**** DATA IN THIS EXERCISE ****
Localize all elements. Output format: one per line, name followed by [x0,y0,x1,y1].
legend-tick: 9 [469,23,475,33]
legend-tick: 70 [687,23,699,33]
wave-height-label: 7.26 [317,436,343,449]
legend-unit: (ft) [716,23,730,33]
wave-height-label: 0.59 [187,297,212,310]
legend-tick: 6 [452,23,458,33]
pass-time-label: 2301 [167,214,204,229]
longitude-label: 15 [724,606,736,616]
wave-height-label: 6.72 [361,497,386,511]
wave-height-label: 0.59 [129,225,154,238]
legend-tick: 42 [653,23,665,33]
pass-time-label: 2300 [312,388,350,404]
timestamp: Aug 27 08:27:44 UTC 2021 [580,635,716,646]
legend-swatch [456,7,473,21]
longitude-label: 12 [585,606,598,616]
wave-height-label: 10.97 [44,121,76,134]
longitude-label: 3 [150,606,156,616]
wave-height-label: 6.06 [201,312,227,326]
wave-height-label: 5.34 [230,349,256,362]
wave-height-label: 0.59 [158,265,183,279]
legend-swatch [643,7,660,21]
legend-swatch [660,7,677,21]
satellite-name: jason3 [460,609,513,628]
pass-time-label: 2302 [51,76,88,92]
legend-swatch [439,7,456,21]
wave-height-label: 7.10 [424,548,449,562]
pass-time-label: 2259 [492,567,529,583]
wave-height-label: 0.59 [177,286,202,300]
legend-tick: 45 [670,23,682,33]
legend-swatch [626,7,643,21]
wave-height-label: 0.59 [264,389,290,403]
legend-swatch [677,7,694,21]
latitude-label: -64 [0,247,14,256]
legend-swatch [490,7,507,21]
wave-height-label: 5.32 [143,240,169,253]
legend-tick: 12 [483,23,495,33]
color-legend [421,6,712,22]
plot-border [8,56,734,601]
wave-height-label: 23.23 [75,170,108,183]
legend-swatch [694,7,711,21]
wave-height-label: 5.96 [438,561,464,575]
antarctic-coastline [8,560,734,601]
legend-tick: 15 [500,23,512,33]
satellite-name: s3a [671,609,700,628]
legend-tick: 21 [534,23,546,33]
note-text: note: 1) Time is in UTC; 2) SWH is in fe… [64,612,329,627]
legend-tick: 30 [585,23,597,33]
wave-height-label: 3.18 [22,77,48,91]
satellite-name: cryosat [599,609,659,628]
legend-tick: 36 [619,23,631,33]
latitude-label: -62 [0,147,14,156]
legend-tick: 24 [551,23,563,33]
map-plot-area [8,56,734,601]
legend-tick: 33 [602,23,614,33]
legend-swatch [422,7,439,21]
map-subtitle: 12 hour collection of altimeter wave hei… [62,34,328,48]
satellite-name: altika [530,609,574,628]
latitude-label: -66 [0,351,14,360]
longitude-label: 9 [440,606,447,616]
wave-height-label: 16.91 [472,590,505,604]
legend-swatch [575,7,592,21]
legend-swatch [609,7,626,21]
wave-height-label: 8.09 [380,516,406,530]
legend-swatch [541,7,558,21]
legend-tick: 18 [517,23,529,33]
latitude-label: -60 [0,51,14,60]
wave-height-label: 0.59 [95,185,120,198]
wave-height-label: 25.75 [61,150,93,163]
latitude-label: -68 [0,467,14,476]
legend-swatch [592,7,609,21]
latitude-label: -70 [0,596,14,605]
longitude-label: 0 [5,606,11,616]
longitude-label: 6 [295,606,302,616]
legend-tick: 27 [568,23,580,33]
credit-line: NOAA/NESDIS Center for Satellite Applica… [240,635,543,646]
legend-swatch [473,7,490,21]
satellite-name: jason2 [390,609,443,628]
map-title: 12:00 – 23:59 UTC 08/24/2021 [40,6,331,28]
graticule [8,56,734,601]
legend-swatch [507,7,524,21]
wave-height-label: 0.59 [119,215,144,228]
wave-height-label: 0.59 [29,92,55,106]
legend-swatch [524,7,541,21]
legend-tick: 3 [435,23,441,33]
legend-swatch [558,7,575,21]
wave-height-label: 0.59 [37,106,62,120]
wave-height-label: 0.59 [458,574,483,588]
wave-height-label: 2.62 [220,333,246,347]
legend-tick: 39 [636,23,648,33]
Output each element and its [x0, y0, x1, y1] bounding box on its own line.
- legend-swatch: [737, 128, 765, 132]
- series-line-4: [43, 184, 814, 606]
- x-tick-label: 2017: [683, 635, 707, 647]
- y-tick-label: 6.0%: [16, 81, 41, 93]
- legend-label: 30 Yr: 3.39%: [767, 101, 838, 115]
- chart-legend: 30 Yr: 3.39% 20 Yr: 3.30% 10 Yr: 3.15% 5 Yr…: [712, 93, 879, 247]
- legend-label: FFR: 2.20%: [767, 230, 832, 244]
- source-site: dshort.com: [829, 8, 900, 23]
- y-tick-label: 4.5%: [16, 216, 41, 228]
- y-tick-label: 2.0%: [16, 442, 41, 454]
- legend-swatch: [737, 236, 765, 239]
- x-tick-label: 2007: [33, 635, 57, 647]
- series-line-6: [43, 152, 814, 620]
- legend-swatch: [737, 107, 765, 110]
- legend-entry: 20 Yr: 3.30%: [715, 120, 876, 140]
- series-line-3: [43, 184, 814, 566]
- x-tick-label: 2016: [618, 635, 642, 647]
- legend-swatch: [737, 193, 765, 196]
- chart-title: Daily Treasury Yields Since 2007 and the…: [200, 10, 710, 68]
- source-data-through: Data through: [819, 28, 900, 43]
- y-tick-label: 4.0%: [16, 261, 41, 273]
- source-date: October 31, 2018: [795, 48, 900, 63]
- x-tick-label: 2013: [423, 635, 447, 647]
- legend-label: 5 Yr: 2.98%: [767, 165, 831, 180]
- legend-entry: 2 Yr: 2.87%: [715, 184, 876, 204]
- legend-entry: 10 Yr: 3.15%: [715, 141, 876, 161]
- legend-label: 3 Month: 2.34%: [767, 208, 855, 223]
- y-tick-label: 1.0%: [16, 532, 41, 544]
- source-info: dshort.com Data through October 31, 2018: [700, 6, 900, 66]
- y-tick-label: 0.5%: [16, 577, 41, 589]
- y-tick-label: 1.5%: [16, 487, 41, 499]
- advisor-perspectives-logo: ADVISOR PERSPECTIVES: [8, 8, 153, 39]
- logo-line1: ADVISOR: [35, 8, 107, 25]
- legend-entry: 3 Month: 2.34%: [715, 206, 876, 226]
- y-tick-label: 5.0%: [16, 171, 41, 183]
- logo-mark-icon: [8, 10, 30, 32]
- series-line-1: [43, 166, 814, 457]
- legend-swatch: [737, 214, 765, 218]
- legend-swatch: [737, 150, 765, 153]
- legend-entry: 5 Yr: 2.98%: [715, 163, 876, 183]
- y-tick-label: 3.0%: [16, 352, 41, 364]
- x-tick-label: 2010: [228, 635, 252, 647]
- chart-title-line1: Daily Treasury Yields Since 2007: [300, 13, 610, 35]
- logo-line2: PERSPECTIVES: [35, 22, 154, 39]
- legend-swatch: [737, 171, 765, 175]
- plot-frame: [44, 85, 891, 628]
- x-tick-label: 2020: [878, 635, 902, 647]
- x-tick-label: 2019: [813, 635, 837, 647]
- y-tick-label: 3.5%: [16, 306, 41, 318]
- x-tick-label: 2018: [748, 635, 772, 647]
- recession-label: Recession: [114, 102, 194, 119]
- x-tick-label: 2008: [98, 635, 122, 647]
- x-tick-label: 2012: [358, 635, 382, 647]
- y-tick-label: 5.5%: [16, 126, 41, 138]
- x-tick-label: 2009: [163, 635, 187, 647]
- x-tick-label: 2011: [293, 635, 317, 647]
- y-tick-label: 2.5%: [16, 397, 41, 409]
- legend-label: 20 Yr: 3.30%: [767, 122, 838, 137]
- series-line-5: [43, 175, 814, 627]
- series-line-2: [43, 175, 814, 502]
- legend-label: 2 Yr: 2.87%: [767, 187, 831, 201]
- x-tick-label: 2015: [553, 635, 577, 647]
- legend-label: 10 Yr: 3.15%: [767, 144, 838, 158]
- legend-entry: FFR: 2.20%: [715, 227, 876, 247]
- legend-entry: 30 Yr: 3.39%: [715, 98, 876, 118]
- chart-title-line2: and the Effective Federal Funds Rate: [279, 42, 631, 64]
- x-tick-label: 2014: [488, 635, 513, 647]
****
▶ _PROBLEM REQUIREMENTS_
Format the material from its first line through the line containing "pass-time-label: 2300 [312,388,350,404]" as a numbered list, with blank lines omitted and both of those lines included.

▶ _TASK OUTPUT_
1. Localize all elements. Output format: one per line, name followed by [x0,y0,x1,y1].
2. legend-tick: 9 [469,23,475,33]
3. legend-tick: 70 [687,23,699,33]
4. wave-height-label: 7.26 [317,436,343,449]
5. legend-unit: (ft) [716,23,730,33]
6. wave-height-label: 0.59 [187,297,212,310]
7. legend-tick: 6 [452,23,458,33]
8. pass-time-label: 2301 [167,214,204,229]
9. longitude-label: 15 [724,606,736,616]
10. wave-height-label: 6.72 [361,497,386,511]
11. wave-height-label: 0.59 [129,225,154,238]
12. legend-tick: 42 [653,23,665,33]
13. pass-time-label: 2300 [312,388,350,404]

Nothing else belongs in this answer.